[Records drawn from a dataset]
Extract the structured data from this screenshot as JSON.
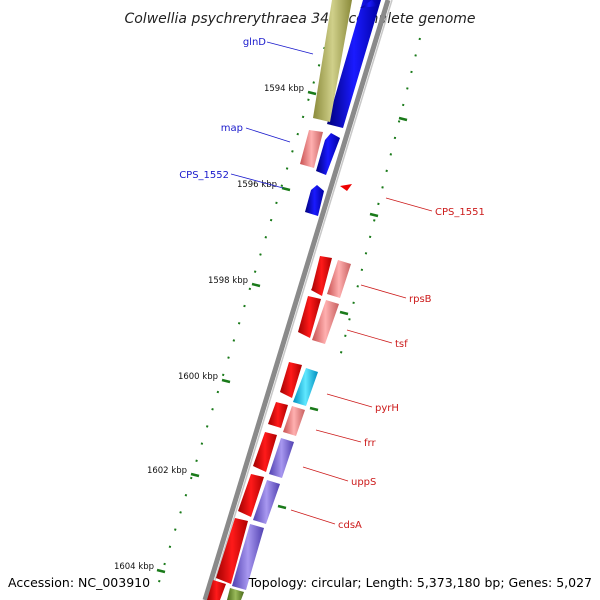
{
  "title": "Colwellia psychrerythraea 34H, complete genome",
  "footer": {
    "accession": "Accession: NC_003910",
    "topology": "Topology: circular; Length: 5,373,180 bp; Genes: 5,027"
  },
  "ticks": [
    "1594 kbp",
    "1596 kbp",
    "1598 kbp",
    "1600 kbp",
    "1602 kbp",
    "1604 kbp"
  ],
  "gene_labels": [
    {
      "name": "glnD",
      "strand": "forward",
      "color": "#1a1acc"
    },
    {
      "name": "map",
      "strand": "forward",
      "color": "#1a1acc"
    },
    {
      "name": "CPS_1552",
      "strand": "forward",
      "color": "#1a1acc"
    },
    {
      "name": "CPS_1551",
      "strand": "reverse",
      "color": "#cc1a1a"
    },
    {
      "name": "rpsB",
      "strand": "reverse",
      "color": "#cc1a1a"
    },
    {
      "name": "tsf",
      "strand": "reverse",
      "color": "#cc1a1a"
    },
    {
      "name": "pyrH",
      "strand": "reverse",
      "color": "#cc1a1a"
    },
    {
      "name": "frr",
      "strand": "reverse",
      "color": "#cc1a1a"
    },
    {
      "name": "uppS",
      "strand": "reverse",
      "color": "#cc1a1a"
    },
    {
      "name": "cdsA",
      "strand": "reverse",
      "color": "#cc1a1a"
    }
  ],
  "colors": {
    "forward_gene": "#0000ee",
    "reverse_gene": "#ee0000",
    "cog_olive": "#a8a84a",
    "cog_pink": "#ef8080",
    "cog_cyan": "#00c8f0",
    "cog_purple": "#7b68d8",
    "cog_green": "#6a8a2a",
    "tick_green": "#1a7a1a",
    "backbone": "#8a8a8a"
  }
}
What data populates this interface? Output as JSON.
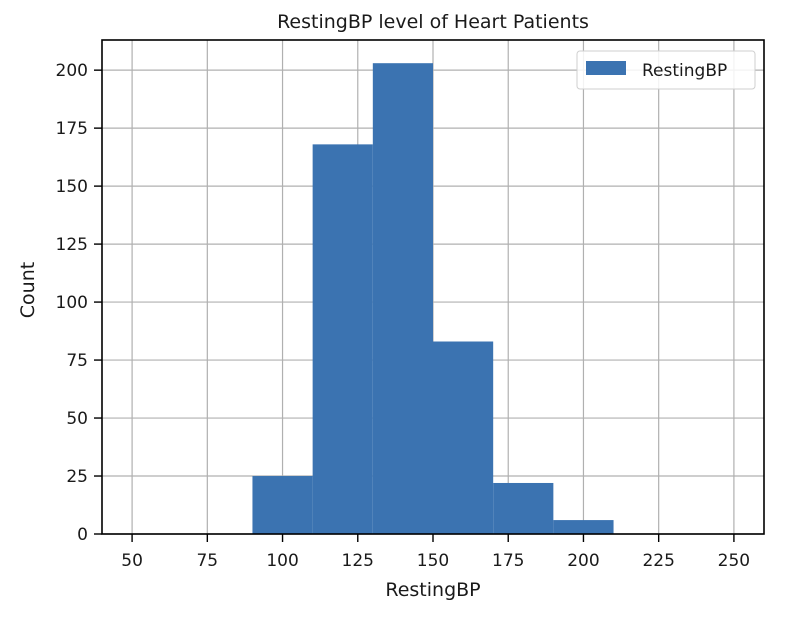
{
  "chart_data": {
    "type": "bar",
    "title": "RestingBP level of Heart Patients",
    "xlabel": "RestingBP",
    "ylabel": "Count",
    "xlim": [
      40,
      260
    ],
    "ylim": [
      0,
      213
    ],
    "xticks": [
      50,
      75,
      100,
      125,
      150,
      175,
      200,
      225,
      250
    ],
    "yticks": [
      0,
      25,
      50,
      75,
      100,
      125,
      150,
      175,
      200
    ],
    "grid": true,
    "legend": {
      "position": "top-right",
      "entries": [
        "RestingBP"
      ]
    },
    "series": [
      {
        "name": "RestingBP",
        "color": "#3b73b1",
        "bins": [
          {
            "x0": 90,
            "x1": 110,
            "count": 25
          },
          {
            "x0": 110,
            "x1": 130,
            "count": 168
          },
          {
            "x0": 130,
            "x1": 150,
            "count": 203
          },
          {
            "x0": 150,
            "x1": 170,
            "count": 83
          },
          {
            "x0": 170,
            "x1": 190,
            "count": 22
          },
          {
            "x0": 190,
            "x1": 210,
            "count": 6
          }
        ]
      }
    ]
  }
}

• **ABOUT THIS EXERCISE**: Look through the entries and find each line that has the string "RestingBP". Copy those lines.

• **TASK RESPONSE**:
    "title": "RestingBP level of Heart Patients",
    "xlabel": "RestingBP",
        "RestingBP"
        "name": "RestingBP",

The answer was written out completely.